### EXTRACTED RECORDS
● ● ● ● ● ● ●
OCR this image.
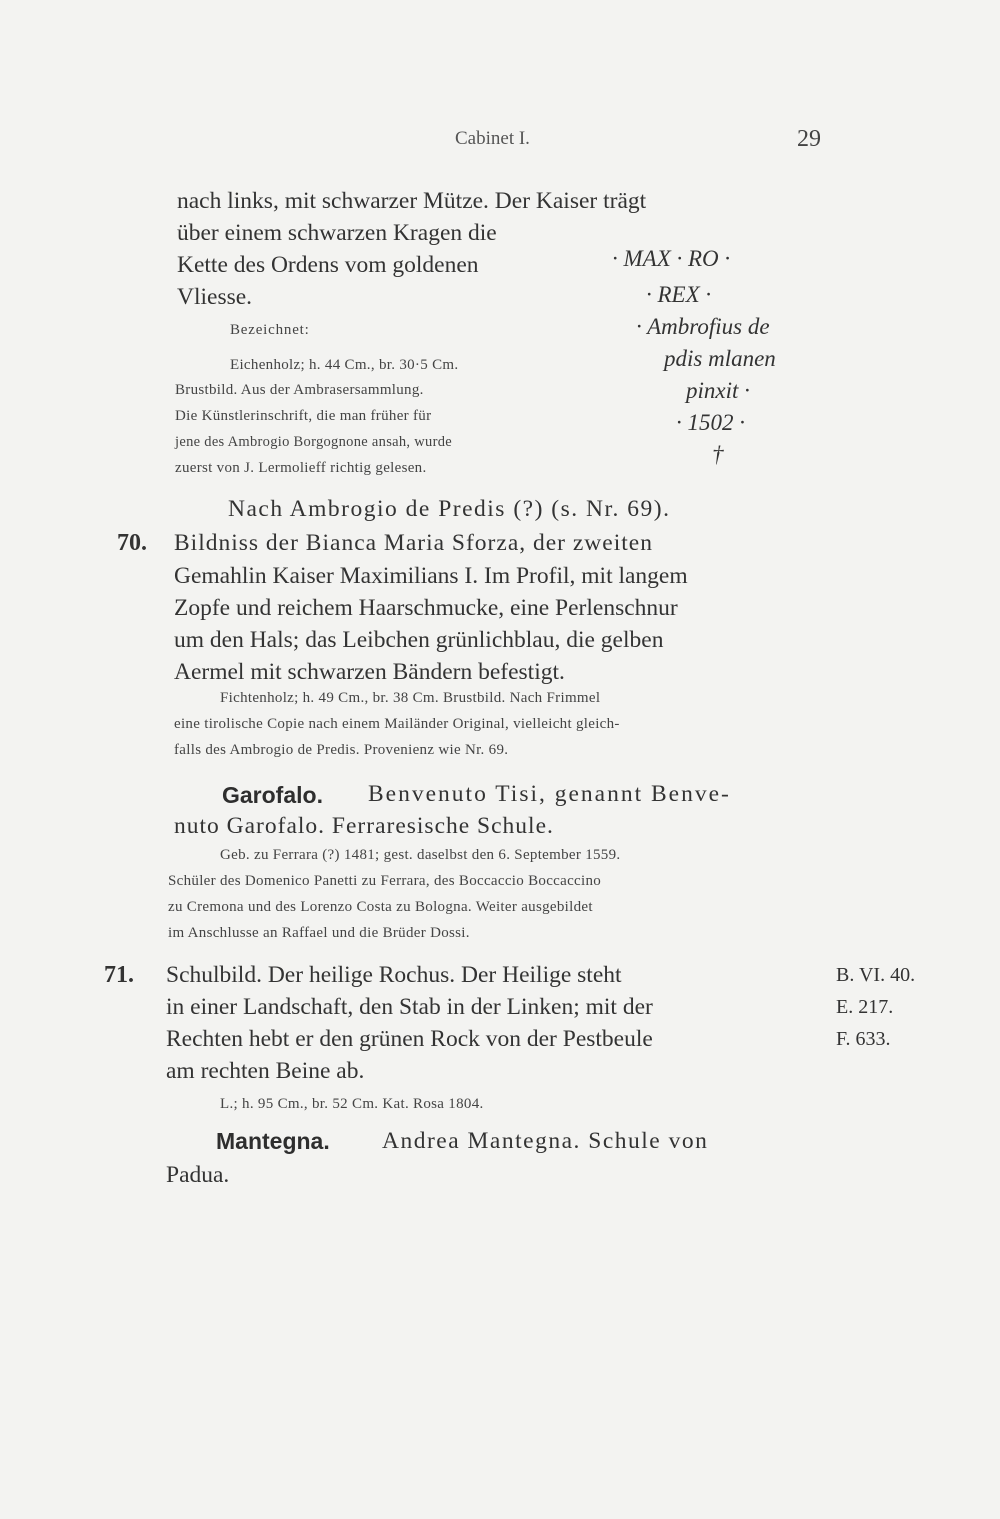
Cabinet I.	29
nach links, mit schwarzer Mütze. Der Kaiser trägt
über einem schwarzen Kragen die
Kette des Ordens vom goldenen
Vliesse.
Bezeichnet:
Eichenholz; h. 44 Cm., br. 30·5 Cm.
Brustbild. Aus der Ambrasersammlung.
Die Künstlerinschrift, die man früher für
jene des Ambrogio Borgognone ansah, wurde
zuerst von J. Lermolieff richtig gelesen.
· MAX · RO ·
· REX ·
· Ambrofius de
pdis mlanen
pinxit ·
· 1502 ·
†
Nach Ambrogio de Predis (?) (s. Nr. 69).
70. Bildniss der Bianca Maria Sforza, der zweiten
Gemahlin Kaiser Maximilians I. Im Profil, mit langem
Zopfe und reichem Haarschmucke, eine Perlenschnur
um den Hals; das Leibchen grünlichblau, die gelben
Aermel mit schwarzen Bändern befestigt.
Fichtenholz; h. 49 Cm., br. 38 Cm. Brustbild. Nach Frimmel
eine tirolische Copie nach einem Mailänder Original, vielleicht gleich-
falls des Ambrogio de Predis. Provenienz wie Nr. 69.
Garofalo. Benvenuto Tisi, genannt Benve-
nuto Garofalo. Ferraresische Schule.
Geb. zu Ferrara (?) 1481; gest. daselbst den 6. September 1559.
Schüler des Domenico Panetti zu Ferrara, des Boccaccio Boccaccino
zu Cremona und des Lorenzo Costa zu Bologna. Weiter ausgebildet
im Anschlusse an Raffael und die Brüder Dossi.
71. Schulbild. Der heilige Rochus. Der Heilige steht
in einer Landschaft, den Stab in der Linken; mit der
Rechten hebt er den grünen Rock von der Pestbeule
am rechten Beine ab.
B. VI. 40.
E. 217.
F. 633.
L.; h. 95 Cm., br. 52 Cm. Kat. Rosa 1804.
Mantegna. Andrea Mantegna. Schule von
Padua.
● ● ● ● ● ● ●
### TASK DETAILS
Restate the entire listing word for word, excluding pictures.

### RESULT OF THE EXERCISE
OCR this image.
Cabinet I.	29
nach links, mit schwarzer Mütze. Der Kaiser trägt
über einem schwarzen Kragen die
Kette des Ordens vom goldenen
Vliesse.
Bezeichnet:
Eichenholz; h. 44 Cm., br. 30·5 Cm.
Brustbild. Aus der Ambrasersammlung.
Die Künstlerinschrift, die man früher für
jene des Ambrogio Borgognone ansah, wurde
zuerst von J. Lermolieff richtig gelesen.
· MAX · RO ·
· REX ·
· Ambrofius de
pdis mlanen
pinxit ·
· 1502 ·
†
Nach Ambrogio de Predis (?) (s. Nr. 69).
70. Bildniss der Bianca Maria Sforza, der zweiten
Gemahlin Kaiser Maximilians I. Im Profil, mit langem
Zopfe und reichem Haarschmucke, eine Perlenschnur
um den Hals; das Leibchen grünlichblau, die gelben
Aermel mit schwarzen Bändern befestigt.
Fichtenholz; h. 49 Cm., br. 38 Cm. Brustbild. Nach Frimmel
eine tirolische Copie nach einem Mailänder Original, vielleicht gleich-
falls des Ambrogio de Predis. Provenienz wie Nr. 69.
Garofalo. Benvenuto Tisi, genannt Benve-
nuto Garofalo. Ferraresische Schule.
Geb. zu Ferrara (?) 1481; gest. daselbst den 6. September 1559.
Schüler des Domenico Panetti zu Ferrara, des Boccaccio Boccaccino
zu Cremona und des Lorenzo Costa zu Bologna. Weiter ausgebildet
im Anschlusse an Raffael und die Brüder Dossi.
71. Schulbild. Der heilige Rochus. Der Heilige steht
in einer Landschaft, den Stab in der Linken; mit der
Rechten hebt er den grünen Rock von der Pestbeule
am rechten Beine ab.
B. VI. 40.
E. 217.
F. 633.
L.; h. 95 Cm., br. 52 Cm. Kat. Rosa 1804.
Mantegna. Andrea Mantegna. Schule von
Padua.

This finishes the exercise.